• _WHAT THE TASK ASKS_
Copy each line of the records that contains the word "Monat".

[Records from a dataset]
--

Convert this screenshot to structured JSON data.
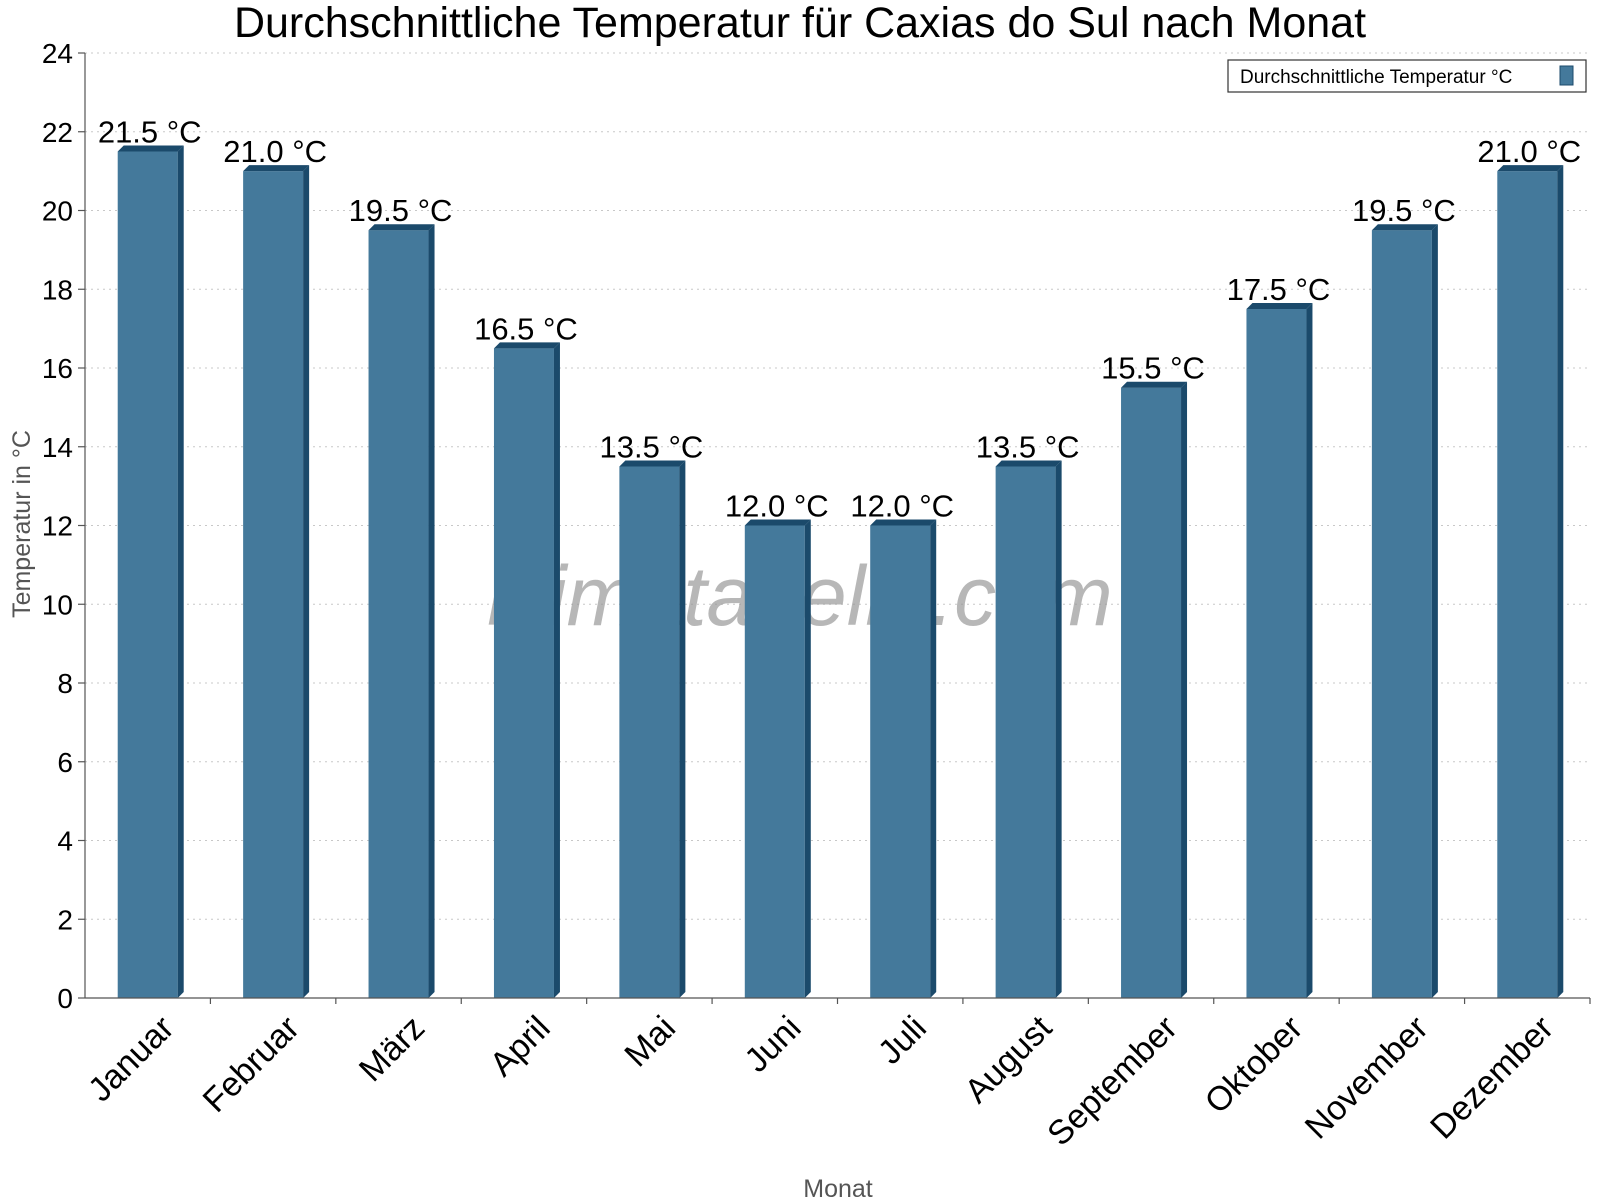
{
  "watermark": "klimatabelle.com",
  "colors": {
    "bar": "#44799b",
    "bar_side": "#1b4a6b",
    "bar_top": "#1b4a6b"
  },
  "chart_data": {
    "type": "bar",
    "title": "Durchschnittliche Temperatur für Caxias do Sul nach Monat",
    "xlabel": "Monat",
    "ylabel": "Temperatur in °C",
    "ylim": [
      0,
      24
    ],
    "yticks": [
      0,
      2,
      4,
      6,
      8,
      10,
      12,
      14,
      16,
      18,
      20,
      22,
      24
    ],
    "grid": true,
    "legend_position": "top-right",
    "categories": [
      "Januar",
      "Februar",
      "März",
      "April",
      "Mai",
      "Juni",
      "Juli",
      "August",
      "September",
      "Oktober",
      "November",
      "Dezember"
    ],
    "series": [
      {
        "name": "Durchschnittliche Temperatur °C",
        "values": [
          21.5,
          21.0,
          19.5,
          16.5,
          13.5,
          12.0,
          12.0,
          13.5,
          15.5,
          17.5,
          19.5,
          21.0
        ],
        "labels": [
          "21.5 °C",
          "21.0 °C",
          "19.5 °C",
          "16.5 °C",
          "13.5 °C",
          "12.0 °C",
          "12.0 °C",
          "13.5 °C",
          "15.5 °C",
          "17.5 °C",
          "19.5 °C",
          "21.0 °C"
        ]
      }
    ]
  }
}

--

• _RESULT OF THIS EXERCISE_
    "title": "Durchschnittliche Temperatur für Caxias do Sul nach Monat",
    "xlabel": "Monat",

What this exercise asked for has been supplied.